-- start of DATA TO USE --

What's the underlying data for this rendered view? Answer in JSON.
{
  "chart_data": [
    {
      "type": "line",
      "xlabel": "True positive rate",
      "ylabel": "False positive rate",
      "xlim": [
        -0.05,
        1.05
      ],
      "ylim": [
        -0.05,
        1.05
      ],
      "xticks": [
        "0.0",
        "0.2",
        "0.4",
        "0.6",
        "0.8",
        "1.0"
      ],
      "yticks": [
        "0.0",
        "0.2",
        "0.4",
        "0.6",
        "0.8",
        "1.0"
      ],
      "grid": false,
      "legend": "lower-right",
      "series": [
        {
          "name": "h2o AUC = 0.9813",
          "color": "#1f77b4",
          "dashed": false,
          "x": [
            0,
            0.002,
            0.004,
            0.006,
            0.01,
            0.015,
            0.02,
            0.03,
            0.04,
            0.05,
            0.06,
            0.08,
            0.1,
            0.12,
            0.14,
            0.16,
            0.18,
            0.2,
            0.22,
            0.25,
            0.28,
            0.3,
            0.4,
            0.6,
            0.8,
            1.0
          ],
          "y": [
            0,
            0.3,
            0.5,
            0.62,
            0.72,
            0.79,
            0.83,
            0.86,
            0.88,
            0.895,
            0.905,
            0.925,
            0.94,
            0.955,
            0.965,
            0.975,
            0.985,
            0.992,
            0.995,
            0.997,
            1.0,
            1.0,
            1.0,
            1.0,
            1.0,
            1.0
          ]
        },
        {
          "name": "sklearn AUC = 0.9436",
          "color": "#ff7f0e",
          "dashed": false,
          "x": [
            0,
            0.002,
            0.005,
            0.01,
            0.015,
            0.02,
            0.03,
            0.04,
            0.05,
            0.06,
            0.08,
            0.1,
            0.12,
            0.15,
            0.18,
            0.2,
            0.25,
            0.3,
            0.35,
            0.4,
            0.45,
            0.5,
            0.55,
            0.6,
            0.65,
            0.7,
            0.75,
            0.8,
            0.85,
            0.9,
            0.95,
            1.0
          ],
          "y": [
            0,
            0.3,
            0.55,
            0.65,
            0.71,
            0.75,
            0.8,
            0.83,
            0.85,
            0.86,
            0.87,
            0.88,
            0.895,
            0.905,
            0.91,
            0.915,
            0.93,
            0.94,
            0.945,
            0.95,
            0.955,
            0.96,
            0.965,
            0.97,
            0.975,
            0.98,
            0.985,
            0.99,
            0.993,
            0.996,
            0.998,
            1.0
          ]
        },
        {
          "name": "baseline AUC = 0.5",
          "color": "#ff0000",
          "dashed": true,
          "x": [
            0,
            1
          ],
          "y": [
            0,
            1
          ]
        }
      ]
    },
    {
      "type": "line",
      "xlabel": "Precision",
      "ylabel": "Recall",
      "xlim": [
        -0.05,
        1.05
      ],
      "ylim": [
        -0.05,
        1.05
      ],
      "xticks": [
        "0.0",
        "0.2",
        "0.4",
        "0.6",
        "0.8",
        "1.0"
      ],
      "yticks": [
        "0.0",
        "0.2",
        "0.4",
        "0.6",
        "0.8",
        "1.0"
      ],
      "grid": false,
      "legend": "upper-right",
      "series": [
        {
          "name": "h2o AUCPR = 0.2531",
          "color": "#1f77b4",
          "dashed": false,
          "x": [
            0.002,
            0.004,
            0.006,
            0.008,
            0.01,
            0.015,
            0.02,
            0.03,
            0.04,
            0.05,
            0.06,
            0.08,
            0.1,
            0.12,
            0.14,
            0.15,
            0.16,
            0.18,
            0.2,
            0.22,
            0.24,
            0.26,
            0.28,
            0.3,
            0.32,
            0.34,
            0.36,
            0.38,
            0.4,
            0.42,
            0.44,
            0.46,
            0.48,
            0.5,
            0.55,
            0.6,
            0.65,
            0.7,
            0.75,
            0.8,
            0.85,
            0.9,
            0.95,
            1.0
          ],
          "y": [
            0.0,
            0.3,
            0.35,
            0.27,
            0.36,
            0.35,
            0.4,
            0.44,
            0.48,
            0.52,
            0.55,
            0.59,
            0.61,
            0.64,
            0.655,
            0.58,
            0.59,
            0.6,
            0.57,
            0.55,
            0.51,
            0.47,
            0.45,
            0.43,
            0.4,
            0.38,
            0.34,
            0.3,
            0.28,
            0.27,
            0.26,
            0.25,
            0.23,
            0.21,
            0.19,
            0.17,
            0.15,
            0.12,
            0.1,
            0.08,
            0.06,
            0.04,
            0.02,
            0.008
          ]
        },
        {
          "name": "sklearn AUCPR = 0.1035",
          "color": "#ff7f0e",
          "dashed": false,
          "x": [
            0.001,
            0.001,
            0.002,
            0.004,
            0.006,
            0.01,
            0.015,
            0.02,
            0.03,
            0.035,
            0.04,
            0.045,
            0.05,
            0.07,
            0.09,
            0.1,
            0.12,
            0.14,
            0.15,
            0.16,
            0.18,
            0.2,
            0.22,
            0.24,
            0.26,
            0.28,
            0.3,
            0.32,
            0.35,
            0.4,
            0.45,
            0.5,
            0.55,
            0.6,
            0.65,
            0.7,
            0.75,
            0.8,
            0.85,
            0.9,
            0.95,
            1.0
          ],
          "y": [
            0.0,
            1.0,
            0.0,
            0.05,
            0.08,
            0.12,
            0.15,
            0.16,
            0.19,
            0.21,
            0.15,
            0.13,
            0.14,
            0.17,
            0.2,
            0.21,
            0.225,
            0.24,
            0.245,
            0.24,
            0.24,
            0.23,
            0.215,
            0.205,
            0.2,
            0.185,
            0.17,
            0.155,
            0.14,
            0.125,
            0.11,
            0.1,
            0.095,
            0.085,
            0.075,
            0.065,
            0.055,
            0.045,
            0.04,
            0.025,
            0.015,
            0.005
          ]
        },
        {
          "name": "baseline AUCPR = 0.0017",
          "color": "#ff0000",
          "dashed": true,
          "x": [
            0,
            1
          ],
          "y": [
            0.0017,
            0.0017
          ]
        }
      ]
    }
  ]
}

-- end of DATA TO USE --

### PROBLEM REQUIREMENTS
Word for word, restate all of the data shown above.

### SOLVED EXERCISE
What's the underlying data for this rendered view? Answer in JSON.
{
  "chart_data": [
    {
      "type": "line",
      "xlabel": "True positive rate",
      "ylabel": "False positive rate",
      "xlim": [
        -0.05,
        1.05
      ],
      "ylim": [
        -0.05,
        1.05
      ],
      "xticks": [
        "0.0",
        "0.2",
        "0.4",
        "0.6",
        "0.8",
        "1.0"
      ],
      "yticks": [
        "0.0",
        "0.2",
        "0.4",
        "0.6",
        "0.8",
        "1.0"
      ],
      "grid": false,
      "legend": "lower-right",
      "series": [
        {
          "name": "h2o AUC = 0.9813",
          "color": "#1f77b4",
          "dashed": false,
          "x": [
            0,
            0.002,
            0.004,
            0.006,
            0.01,
            0.015,
            0.02,
            0.03,
            0.04,
            0.05,
            0.06,
            0.08,
            0.1,
            0.12,
            0.14,
            0.16,
            0.18,
            0.2,
            0.22,
            0.25,
            0.28,
            0.3,
            0.4,
            0.6,
            0.8,
            1.0
          ],
          "y": [
            0,
            0.3,
            0.5,
            0.62,
            0.72,
            0.79,
            0.83,
            0.86,
            0.88,
            0.895,
            0.905,
            0.925,
            0.94,
            0.955,
            0.965,
            0.975,
            0.985,
            0.992,
            0.995,
            0.997,
            1.0,
            1.0,
            1.0,
            1.0,
            1.0,
            1.0
          ]
        },
        {
          "name": "sklearn AUC = 0.9436",
          "color": "#ff7f0e",
          "dashed": false,
          "x": [
            0,
            0.002,
            0.005,
            0.01,
            0.015,
            0.02,
            0.03,
            0.04,
            0.05,
            0.06,
            0.08,
            0.1,
            0.12,
            0.15,
            0.18,
            0.2,
            0.25,
            0.3,
            0.35,
            0.4,
            0.45,
            0.5,
            0.55,
            0.6,
            0.65,
            0.7,
            0.75,
            0.8,
            0.85,
            0.9,
            0.95,
            1.0
          ],
          "y": [
            0,
            0.3,
            0.55,
            0.65,
            0.71,
            0.75,
            0.8,
            0.83,
            0.85,
            0.86,
            0.87,
            0.88,
            0.895,
            0.905,
            0.91,
            0.915,
            0.93,
            0.94,
            0.945,
            0.95,
            0.955,
            0.96,
            0.965,
            0.97,
            0.975,
            0.98,
            0.985,
            0.99,
            0.993,
            0.996,
            0.998,
            1.0
          ]
        },
        {
          "name": "baseline AUC = 0.5",
          "color": "#ff0000",
          "dashed": true,
          "x": [
            0,
            1
          ],
          "y": [
            0,
            1
          ]
        }
      ]
    },
    {
      "type": "line",
      "xlabel": "Precision",
      "ylabel": "Recall",
      "xlim": [
        -0.05,
        1.05
      ],
      "ylim": [
        -0.05,
        1.05
      ],
      "xticks": [
        "0.0",
        "0.2",
        "0.4",
        "0.6",
        "0.8",
        "1.0"
      ],
      "yticks": [
        "0.0",
        "0.2",
        "0.4",
        "0.6",
        "0.8",
        "1.0"
      ],
      "grid": false,
      "legend": "upper-right",
      "series": [
        {
          "name": "h2o AUCPR = 0.2531",
          "color": "#1f77b4",
          "dashed": false,
          "x": [
            0.002,
            0.004,
            0.006,
            0.008,
            0.01,
            0.015,
            0.02,
            0.03,
            0.04,
            0.05,
            0.06,
            0.08,
            0.1,
            0.12,
            0.14,
            0.15,
            0.16,
            0.18,
            0.2,
            0.22,
            0.24,
            0.26,
            0.28,
            0.3,
            0.32,
            0.34,
            0.36,
            0.38,
            0.4,
            0.42,
            0.44,
            0.46,
            0.48,
            0.5,
            0.55,
            0.6,
            0.65,
            0.7,
            0.75,
            0.8,
            0.85,
            0.9,
            0.95,
            1.0
          ],
          "y": [
            0.0,
            0.3,
            0.35,
            0.27,
            0.36,
            0.35,
            0.4,
            0.44,
            0.48,
            0.52,
            0.55,
            0.59,
            0.61,
            0.64,
            0.655,
            0.58,
            0.59,
            0.6,
            0.57,
            0.55,
            0.51,
            0.47,
            0.45,
            0.43,
            0.4,
            0.38,
            0.34,
            0.3,
            0.28,
            0.27,
            0.26,
            0.25,
            0.23,
            0.21,
            0.19,
            0.17,
            0.15,
            0.12,
            0.1,
            0.08,
            0.06,
            0.04,
            0.02,
            0.008
          ]
        },
        {
          "name": "sklearn AUCPR = 0.1035",
          "color": "#ff7f0e",
          "dashed": false,
          "x": [
            0.001,
            0.001,
            0.002,
            0.004,
            0.006,
            0.01,
            0.015,
            0.02,
            0.03,
            0.035,
            0.04,
            0.045,
            0.05,
            0.07,
            0.09,
            0.1,
            0.12,
            0.14,
            0.15,
            0.16,
            0.18,
            0.2,
            0.22,
            0.24,
            0.26,
            0.28,
            0.3,
            0.32,
            0.35,
            0.4,
            0.45,
            0.5,
            0.55,
            0.6,
            0.65,
            0.7,
            0.75,
            0.8,
            0.85,
            0.9,
            0.95,
            1.0
          ],
          "y": [
            0.0,
            1.0,
            0.0,
            0.05,
            0.08,
            0.12,
            0.15,
            0.16,
            0.19,
            0.21,
            0.15,
            0.13,
            0.14,
            0.17,
            0.2,
            0.21,
            0.225,
            0.24,
            0.245,
            0.24,
            0.24,
            0.23,
            0.215,
            0.205,
            0.2,
            0.185,
            0.17,
            0.155,
            0.14,
            0.125,
            0.11,
            0.1,
            0.095,
            0.085,
            0.075,
            0.065,
            0.055,
            0.045,
            0.04,
            0.025,
            0.015,
            0.005
          ]
        },
        {
          "name": "baseline AUCPR = 0.0017",
          "color": "#ff0000",
          "dashed": true,
          "x": [
            0,
            1
          ],
          "y": [
            0.0017,
            0.0017
          ]
        }
      ]
    }
  ]
}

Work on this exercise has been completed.